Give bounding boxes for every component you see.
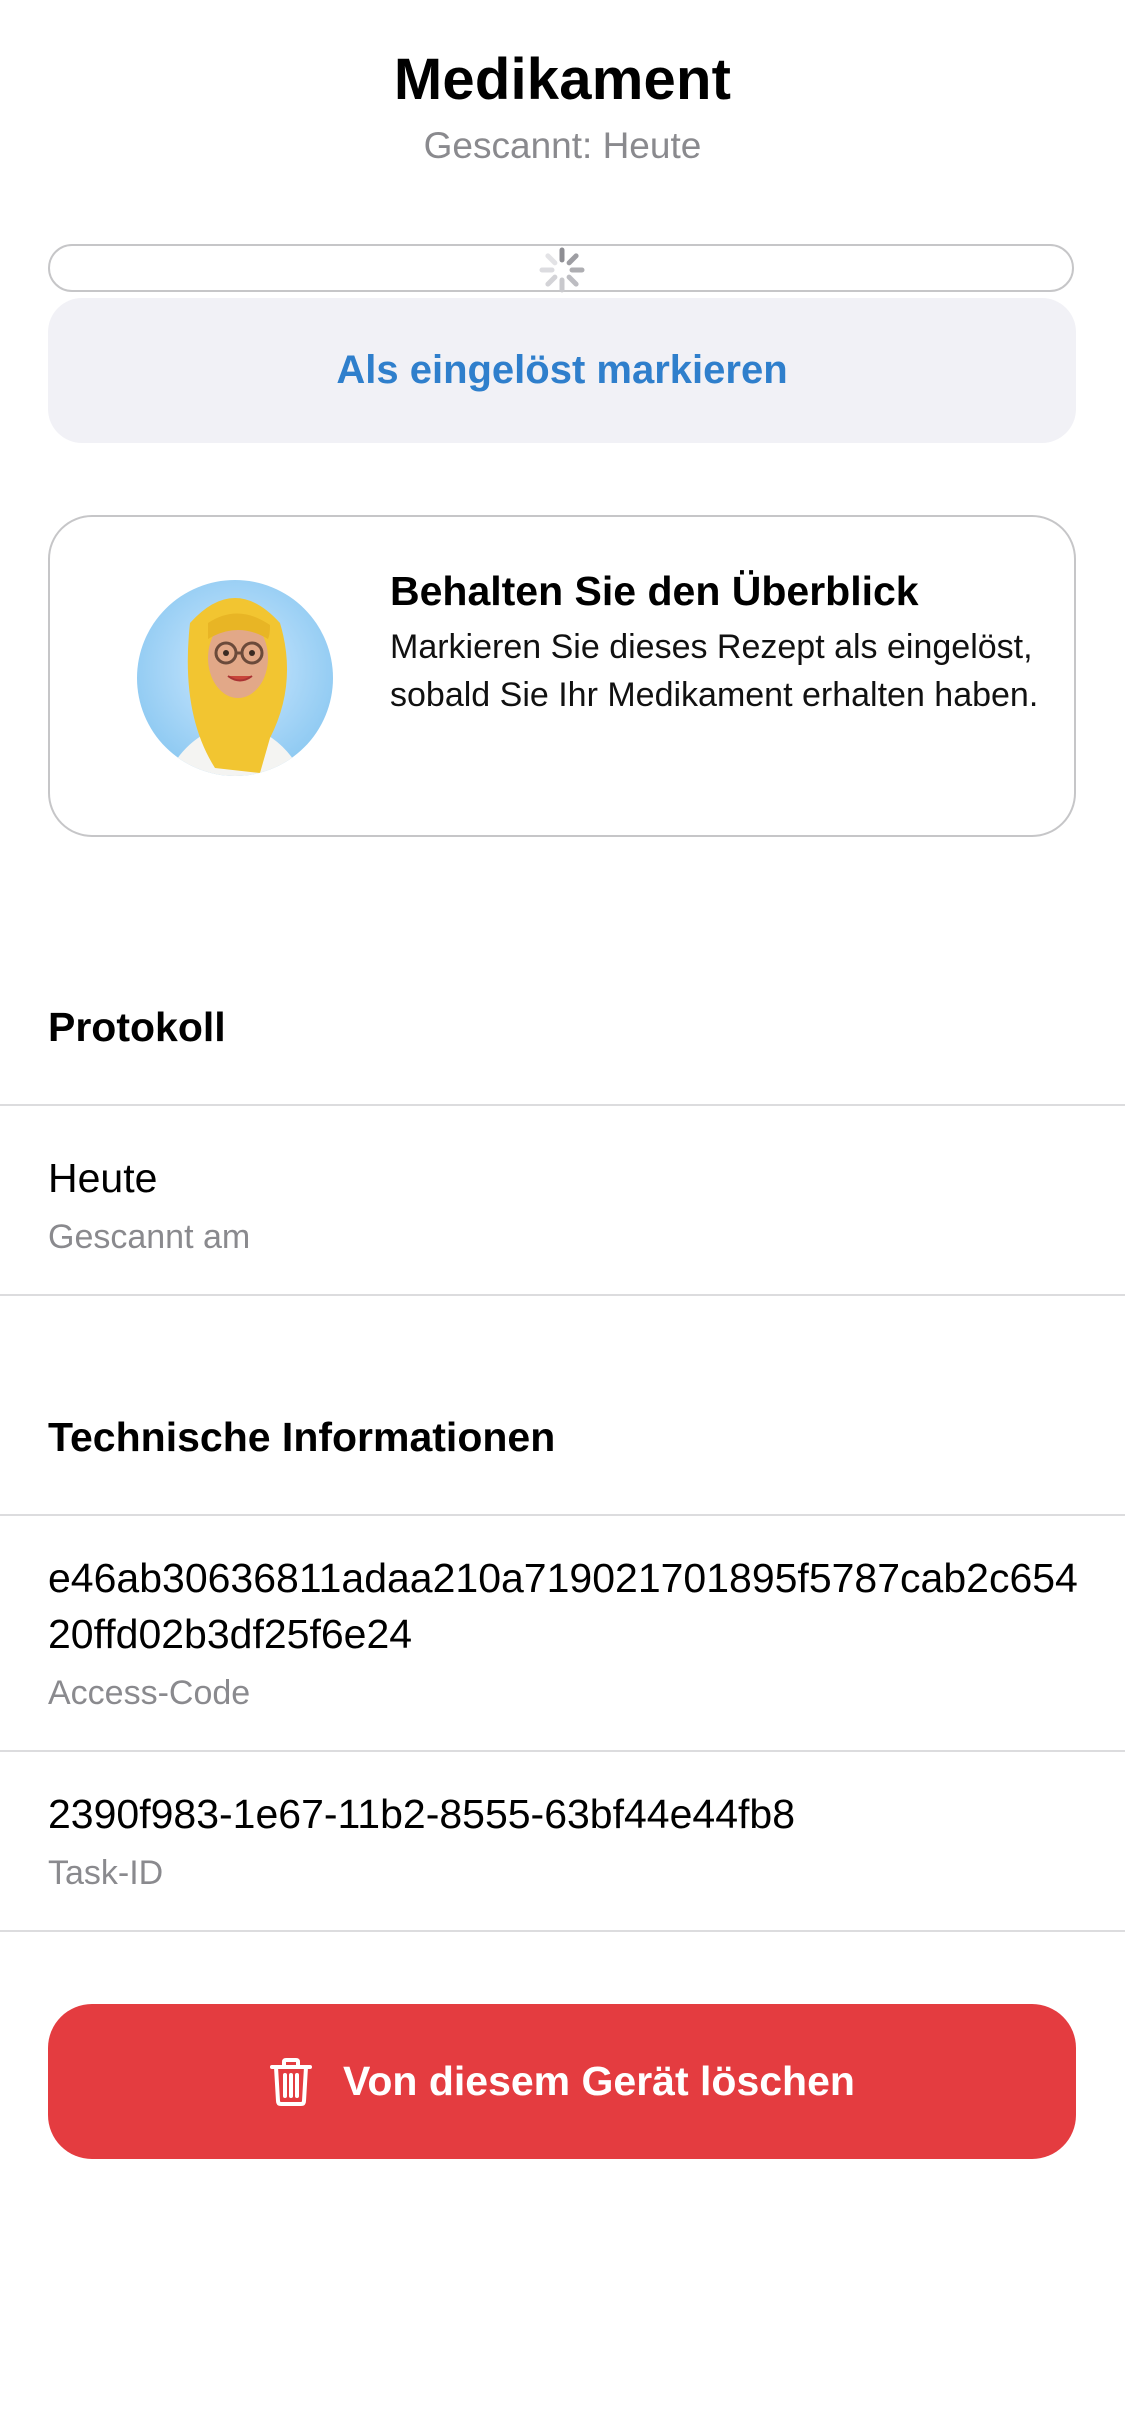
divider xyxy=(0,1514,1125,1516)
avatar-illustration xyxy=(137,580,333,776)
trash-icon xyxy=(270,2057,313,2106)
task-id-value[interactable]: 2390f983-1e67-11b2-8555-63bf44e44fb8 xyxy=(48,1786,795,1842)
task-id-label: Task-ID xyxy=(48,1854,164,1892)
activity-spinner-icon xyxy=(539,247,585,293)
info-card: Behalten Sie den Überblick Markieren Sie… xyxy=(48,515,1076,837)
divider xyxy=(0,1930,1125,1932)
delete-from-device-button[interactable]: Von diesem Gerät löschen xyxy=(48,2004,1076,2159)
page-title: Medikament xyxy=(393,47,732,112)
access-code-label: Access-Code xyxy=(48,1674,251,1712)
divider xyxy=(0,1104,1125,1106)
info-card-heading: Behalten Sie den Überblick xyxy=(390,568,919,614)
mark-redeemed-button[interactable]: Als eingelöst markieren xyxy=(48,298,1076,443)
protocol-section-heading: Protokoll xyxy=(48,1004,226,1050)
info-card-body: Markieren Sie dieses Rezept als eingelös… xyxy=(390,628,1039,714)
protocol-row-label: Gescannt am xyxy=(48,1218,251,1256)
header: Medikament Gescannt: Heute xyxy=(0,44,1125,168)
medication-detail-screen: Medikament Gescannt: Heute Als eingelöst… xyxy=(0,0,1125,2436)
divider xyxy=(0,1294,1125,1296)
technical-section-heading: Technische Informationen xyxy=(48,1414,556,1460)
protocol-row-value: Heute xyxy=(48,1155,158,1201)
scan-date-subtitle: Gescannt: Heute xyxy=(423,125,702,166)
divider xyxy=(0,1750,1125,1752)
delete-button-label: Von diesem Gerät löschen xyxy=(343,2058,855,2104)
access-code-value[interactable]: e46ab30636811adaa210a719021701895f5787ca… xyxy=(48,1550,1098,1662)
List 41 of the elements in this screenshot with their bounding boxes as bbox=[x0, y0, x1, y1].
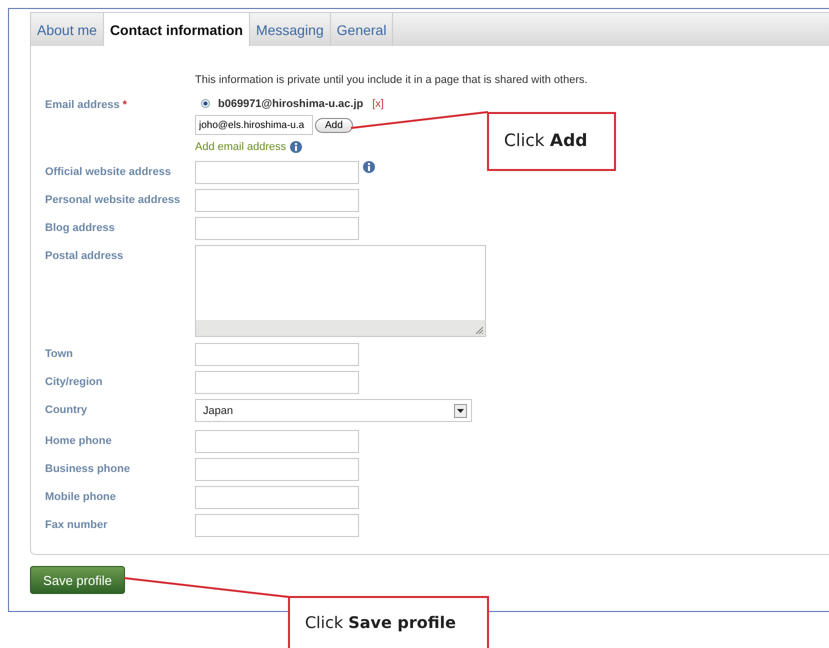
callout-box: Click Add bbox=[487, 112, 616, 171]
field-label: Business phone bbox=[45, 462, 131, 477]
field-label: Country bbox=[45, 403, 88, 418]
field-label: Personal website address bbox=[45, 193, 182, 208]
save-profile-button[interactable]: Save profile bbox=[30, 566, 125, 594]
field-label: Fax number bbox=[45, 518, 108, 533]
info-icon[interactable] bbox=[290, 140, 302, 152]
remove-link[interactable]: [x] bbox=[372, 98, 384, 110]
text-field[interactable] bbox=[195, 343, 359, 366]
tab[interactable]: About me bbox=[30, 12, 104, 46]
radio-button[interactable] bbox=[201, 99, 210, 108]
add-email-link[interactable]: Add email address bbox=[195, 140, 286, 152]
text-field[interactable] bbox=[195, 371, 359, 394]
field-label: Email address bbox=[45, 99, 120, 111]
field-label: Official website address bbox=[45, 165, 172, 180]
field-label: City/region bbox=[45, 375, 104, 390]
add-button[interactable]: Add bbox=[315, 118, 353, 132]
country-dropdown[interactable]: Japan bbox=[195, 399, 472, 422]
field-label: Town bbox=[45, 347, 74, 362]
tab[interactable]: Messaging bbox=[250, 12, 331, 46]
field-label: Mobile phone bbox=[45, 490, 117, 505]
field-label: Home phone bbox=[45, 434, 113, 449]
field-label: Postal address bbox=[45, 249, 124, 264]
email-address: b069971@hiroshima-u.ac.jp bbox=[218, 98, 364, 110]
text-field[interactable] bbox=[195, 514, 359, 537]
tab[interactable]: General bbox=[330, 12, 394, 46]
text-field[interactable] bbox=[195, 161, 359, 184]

**REQUIREMENT**
Recast the listing lines from the one containing "divider xyxy=(0,1514,1125,1516)" through the one containing "info-card: Behalten Sie", both included, as a numbered list, omitting any blank lines.

**EXERCISE OUTPUT**
1. divider xyxy=(0,1514,1125,1516)
2. avatar-illustration xyxy=(137,580,333,776)
3. trash-icon xyxy=(270,2057,313,2106)
4. task-id-value[interactable]: 2390f983-1e67-11b2-8555-63bf44e44fb8 xyxy=(48,1786,795,1842)
5. task-id-label: Task-ID xyxy=(48,1854,164,1892)
6. activity-spinner-icon xyxy=(539,247,585,293)
7. info-card: Behalten Sie den Überblick Markieren Sie… xyxy=(48,515,1076,837)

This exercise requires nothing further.